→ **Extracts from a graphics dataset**

_ _ _

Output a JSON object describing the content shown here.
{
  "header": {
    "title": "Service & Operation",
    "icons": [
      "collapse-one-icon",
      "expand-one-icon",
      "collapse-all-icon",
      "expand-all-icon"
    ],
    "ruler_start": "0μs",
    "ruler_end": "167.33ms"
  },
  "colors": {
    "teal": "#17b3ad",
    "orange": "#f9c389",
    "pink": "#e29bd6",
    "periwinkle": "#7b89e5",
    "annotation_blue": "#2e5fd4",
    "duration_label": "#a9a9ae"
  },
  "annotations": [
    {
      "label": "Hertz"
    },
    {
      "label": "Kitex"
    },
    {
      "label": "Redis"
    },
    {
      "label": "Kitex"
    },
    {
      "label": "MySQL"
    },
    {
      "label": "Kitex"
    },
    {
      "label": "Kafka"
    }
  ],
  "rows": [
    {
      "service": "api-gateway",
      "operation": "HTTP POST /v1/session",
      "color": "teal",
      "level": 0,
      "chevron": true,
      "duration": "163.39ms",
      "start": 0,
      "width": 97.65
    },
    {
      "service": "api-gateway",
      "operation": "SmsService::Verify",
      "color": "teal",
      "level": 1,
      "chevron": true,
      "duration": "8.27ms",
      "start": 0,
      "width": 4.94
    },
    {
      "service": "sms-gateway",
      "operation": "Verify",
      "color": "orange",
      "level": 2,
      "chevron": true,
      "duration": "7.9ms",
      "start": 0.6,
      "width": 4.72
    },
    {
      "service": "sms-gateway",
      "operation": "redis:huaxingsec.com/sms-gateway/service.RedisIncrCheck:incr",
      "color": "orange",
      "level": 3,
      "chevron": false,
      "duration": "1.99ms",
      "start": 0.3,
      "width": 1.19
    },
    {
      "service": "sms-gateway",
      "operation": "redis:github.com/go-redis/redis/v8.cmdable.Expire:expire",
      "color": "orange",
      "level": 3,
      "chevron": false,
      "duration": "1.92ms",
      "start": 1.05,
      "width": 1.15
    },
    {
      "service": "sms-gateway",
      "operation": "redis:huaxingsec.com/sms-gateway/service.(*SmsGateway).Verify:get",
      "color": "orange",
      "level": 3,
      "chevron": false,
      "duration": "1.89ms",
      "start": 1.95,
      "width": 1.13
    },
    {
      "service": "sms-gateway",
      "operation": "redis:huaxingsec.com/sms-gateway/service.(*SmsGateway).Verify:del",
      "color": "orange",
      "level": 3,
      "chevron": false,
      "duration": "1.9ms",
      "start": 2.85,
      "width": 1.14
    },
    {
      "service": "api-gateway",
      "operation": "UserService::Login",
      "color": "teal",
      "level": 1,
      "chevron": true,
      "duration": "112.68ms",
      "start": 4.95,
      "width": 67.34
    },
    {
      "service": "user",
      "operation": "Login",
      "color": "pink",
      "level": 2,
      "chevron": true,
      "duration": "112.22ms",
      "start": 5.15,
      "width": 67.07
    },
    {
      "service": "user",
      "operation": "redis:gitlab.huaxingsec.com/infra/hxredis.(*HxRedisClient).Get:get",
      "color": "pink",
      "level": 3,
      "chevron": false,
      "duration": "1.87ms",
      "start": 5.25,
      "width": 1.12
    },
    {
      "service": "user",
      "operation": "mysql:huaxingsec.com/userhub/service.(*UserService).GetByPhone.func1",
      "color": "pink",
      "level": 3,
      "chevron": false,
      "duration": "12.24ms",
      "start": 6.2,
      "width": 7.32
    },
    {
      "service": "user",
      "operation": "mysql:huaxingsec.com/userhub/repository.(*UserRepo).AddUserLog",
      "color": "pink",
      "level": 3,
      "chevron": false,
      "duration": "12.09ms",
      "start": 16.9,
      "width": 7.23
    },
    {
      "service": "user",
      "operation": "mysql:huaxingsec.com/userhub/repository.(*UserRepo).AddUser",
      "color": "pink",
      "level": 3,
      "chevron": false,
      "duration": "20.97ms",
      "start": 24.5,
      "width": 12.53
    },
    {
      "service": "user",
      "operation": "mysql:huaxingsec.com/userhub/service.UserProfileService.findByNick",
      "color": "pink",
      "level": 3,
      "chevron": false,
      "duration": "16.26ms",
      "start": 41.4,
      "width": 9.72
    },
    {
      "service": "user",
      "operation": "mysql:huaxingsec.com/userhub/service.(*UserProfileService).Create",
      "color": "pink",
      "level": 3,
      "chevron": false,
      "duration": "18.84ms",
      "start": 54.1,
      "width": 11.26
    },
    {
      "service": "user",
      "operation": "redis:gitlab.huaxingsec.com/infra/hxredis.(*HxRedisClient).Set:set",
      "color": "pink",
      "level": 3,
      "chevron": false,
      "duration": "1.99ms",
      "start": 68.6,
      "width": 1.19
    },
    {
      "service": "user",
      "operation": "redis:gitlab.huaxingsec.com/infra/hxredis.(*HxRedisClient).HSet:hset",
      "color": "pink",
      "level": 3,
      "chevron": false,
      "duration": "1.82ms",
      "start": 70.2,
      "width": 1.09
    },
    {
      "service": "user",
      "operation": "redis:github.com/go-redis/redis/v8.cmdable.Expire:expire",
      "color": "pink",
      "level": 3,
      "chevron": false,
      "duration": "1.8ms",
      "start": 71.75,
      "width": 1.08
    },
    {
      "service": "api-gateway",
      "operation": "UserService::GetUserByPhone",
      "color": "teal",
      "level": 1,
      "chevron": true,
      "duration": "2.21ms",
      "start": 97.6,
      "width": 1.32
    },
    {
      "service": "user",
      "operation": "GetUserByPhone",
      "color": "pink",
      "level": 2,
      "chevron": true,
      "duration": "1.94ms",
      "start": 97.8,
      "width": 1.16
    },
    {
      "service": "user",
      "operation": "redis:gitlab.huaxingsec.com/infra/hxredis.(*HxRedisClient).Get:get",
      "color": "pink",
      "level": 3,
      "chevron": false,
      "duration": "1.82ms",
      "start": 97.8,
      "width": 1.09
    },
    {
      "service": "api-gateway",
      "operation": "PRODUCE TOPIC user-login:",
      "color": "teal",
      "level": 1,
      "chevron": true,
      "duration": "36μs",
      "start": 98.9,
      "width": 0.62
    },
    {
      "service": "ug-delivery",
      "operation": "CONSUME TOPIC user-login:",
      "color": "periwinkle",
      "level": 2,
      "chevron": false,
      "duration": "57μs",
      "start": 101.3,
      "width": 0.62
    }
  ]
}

_ _ _

→ **GOAL**
Using the records above, pull out each line where the word "periwinkle" occurs.

→ **REPLY**
    "periwinkle": "#7b89e5",
      "color": "periwinkle",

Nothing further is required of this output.